Your goal =>
In the records below, find each line with the word "Convert" and copy it.

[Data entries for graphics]

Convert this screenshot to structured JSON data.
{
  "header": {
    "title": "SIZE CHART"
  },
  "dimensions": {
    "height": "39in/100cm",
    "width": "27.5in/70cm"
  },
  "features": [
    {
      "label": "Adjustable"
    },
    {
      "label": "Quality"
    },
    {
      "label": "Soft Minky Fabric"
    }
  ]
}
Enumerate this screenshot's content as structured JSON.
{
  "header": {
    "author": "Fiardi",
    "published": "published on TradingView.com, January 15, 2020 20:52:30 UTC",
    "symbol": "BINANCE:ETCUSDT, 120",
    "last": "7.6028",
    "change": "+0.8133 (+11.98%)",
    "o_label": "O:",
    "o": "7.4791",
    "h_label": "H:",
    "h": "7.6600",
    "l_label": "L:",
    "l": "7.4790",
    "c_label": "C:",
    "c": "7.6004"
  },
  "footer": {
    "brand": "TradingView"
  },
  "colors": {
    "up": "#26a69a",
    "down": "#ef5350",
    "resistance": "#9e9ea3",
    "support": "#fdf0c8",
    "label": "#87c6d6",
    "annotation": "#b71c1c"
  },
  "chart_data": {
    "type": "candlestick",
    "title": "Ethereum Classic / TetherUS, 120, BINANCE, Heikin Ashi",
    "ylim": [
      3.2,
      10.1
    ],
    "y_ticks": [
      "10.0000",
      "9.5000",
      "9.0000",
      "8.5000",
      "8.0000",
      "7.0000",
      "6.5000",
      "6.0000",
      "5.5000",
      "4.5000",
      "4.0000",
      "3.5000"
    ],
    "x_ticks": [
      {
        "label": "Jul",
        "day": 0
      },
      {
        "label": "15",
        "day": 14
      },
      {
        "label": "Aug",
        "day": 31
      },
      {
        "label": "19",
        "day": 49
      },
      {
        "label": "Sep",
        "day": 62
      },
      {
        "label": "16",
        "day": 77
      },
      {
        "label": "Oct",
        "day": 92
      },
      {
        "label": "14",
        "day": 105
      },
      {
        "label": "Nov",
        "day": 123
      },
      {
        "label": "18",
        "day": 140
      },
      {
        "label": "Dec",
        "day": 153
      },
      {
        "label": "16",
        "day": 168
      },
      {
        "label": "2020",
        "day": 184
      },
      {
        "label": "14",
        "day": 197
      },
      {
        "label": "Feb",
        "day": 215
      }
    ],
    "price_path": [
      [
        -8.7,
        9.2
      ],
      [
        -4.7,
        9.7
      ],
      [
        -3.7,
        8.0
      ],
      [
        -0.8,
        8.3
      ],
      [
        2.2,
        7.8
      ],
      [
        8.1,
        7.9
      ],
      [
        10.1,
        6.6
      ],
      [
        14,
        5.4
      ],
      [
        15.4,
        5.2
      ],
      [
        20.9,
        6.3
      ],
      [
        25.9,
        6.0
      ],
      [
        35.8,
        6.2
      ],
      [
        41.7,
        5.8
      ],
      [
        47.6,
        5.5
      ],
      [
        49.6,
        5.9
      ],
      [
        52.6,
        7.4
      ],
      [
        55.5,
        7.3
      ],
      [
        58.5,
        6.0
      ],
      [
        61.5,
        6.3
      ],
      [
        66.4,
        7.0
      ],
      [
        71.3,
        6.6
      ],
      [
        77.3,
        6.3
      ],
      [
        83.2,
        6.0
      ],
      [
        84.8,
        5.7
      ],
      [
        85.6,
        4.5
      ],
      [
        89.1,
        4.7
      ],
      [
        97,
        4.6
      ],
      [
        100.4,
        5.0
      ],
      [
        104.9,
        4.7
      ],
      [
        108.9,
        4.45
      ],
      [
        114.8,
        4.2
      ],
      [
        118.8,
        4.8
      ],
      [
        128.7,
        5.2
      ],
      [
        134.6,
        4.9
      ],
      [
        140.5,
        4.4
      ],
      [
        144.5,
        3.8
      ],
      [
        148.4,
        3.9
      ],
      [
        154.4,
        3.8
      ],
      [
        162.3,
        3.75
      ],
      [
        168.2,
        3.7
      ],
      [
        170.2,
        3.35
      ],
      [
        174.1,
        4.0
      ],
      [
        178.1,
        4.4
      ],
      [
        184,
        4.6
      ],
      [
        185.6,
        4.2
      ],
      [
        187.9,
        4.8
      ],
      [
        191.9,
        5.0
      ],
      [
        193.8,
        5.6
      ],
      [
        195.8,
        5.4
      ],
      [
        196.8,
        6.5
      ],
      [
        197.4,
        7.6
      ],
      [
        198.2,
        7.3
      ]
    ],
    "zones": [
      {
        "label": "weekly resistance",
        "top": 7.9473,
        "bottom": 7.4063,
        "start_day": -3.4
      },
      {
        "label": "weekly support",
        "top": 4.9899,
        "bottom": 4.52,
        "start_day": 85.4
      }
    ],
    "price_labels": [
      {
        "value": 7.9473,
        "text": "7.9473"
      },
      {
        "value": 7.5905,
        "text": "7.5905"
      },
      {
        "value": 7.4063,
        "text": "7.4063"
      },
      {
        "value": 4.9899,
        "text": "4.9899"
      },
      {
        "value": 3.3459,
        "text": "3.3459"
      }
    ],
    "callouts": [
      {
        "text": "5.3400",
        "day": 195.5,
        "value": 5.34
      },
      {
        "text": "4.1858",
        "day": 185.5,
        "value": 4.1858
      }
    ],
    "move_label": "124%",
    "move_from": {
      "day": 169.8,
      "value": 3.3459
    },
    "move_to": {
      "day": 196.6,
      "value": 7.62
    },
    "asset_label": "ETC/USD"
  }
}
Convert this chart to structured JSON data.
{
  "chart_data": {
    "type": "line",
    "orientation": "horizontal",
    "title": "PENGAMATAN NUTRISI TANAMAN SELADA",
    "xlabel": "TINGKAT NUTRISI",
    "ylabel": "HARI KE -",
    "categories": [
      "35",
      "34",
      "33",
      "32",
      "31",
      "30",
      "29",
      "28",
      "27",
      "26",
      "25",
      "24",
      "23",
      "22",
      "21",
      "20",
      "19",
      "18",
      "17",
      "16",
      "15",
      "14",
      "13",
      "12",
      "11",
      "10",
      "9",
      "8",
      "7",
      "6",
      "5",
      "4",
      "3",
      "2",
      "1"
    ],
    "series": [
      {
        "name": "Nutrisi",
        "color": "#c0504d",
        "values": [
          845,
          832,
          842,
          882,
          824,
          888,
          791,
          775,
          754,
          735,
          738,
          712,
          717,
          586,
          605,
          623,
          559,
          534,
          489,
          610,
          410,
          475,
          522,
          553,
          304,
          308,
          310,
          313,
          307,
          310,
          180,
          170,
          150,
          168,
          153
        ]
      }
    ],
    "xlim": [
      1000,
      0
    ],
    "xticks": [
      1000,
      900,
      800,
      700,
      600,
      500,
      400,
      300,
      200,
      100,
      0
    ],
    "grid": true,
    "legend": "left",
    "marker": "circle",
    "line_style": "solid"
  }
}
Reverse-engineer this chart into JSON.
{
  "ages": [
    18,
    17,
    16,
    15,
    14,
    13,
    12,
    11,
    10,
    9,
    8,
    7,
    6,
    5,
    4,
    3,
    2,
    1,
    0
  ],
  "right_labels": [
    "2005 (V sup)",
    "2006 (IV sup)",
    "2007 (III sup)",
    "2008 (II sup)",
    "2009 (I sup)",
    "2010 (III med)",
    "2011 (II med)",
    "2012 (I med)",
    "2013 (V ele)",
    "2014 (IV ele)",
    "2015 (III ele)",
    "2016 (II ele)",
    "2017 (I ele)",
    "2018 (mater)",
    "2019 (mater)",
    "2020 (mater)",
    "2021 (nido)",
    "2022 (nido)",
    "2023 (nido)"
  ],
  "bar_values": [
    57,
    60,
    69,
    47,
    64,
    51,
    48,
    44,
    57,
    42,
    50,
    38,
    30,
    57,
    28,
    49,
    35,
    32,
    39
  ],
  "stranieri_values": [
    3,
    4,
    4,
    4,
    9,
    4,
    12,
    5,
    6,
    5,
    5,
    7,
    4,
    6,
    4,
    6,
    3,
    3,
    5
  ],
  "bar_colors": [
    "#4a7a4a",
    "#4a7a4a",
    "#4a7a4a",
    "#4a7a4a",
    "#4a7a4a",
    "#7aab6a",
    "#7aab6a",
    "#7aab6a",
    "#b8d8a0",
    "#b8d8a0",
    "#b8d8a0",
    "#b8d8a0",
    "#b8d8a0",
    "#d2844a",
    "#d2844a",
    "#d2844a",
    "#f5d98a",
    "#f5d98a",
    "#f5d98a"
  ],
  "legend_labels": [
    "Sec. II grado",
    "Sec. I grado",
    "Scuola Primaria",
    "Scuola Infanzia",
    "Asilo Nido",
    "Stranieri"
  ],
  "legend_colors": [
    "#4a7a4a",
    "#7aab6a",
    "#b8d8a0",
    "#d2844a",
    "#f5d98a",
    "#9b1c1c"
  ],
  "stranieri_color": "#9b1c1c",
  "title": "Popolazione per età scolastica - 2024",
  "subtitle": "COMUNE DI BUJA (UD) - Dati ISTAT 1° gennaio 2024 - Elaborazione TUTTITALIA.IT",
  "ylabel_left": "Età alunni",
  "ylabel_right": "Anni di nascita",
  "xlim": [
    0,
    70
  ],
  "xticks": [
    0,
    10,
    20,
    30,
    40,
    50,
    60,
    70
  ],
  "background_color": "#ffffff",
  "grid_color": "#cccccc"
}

Worked solution =>
Convert this screenshot to structured JSON data.
Convert this chart to structured JSON data.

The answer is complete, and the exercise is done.